EXTRAIT DE TEXTE.
☆ ☆ ☆

Fleuves Noirs / Respecte toi
[Jarane Records / La Face Cachée/ Kerviniou/Poutrage]

7.6 Note de l'auteur
7.6

Fleuves Noirs - Respecte toiLa France n’a jamais été complètement à l’aise lorsqu’il s’agissait de mener des expériences innovantes sur le bruit. Si depuis quelques années, quelques groupes ont émergé dans le champ shoegaze, on avait jusqu’ici pas de tête de gondole tout à fait convaincante susceptible de rivaliser avec des franchises « disruptives » telles que Throbbing Gristle, PIL ou Rocket From The Tombs (jadis) ou même les psychédéliques et craquants Snapped Ankles, plus près de nous. Avec leur album, Respecte Toi, c’est à un vrai et brillant rattrapage historique que concourent les Nordistes de Fleuves Noirs.

☆ ☆ ☆

EXERCICES PROPOSÉS.
A – Répondez à ces questions sur la critique de l'album de Fleuves Noirs :
(i) Quelle note est donnée à l'album ?
(ii) Quel est le titre de l'album ?
(iii) Quel groupe la critique qualifie-t-elle de « psychédéliques et craquants » ?
B – Prolongez la critique de l'album Respecte Toi de Fleuves Noirs à partir de sa dernière phrase.
Le matériel n'a aucun rôle dans ce travail.

☆ ☆ ☆

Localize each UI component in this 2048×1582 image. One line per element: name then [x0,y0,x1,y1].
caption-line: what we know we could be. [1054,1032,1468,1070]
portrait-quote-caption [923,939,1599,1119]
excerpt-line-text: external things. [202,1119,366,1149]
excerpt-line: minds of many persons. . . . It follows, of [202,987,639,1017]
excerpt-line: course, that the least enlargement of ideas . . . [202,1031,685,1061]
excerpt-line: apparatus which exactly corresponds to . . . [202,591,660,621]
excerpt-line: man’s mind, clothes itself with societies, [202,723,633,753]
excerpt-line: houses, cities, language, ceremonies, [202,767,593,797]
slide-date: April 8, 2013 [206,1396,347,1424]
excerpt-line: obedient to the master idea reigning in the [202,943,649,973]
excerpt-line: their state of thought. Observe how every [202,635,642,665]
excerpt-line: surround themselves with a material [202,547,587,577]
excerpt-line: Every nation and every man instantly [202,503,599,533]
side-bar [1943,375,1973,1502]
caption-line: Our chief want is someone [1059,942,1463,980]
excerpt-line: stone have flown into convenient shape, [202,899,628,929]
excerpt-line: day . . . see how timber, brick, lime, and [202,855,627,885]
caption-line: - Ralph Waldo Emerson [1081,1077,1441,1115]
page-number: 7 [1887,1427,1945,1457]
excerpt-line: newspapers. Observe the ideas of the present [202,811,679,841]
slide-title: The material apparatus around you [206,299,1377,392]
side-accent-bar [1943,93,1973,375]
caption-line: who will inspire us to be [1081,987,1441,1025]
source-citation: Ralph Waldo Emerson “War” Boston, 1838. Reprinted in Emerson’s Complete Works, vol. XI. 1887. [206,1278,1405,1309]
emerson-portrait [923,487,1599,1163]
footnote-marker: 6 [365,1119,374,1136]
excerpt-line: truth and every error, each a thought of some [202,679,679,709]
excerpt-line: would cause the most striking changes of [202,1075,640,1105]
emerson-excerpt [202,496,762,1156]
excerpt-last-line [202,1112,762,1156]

☆ ☆ ☆

LES RÉPONSES.
A –
(i) La note est de 7.6.
(ii) L'album s'intitule Respecte Toi.
(iii) Il s'agit de Snapped Ankles.

B –
Emballé sobrement et de manière plutôt sèche en huit titres, leur album est un bonheur pour celles et ceux qui aiment découvrir des musiques qui sortent de l’ordinaire et bousculent les formats traditionnels pop, rock ou même chansons. Cela ne veut pas dire comme on le croit que l’accès à la musique du quatuor Lillois serait difficile, particulièrement exigeante ou réservée aux snobinards. Pas du tout. Il y a ici un charme et suffisamment de qualités immédiates et organiques pour qu’on puisse se passionner pour ce qui se passe sans intellectualiser quoi que ce soit ou avoir à dégainer des références. On démarre dans un registre assez dark et bruyant avec le costaud Certitudes et Probabilités, mélange de rock gothique en fusion mâtiné de résonances tribales qui, tout en basse et en rythmique, serpente dans un tunnel jazzy et tortueux de plus de cinq minutes. L’ambiance est lourde mais fluide et rattachée à une filiation rock quasi indus qui nous fait penser aussi aux jeux malicieux d’Alan Vega avec Ben Vaughn et Alex Chilton sur Cubist Blues. Cet album culte avait été enregistré en une nuit si notre mémoire est bonne.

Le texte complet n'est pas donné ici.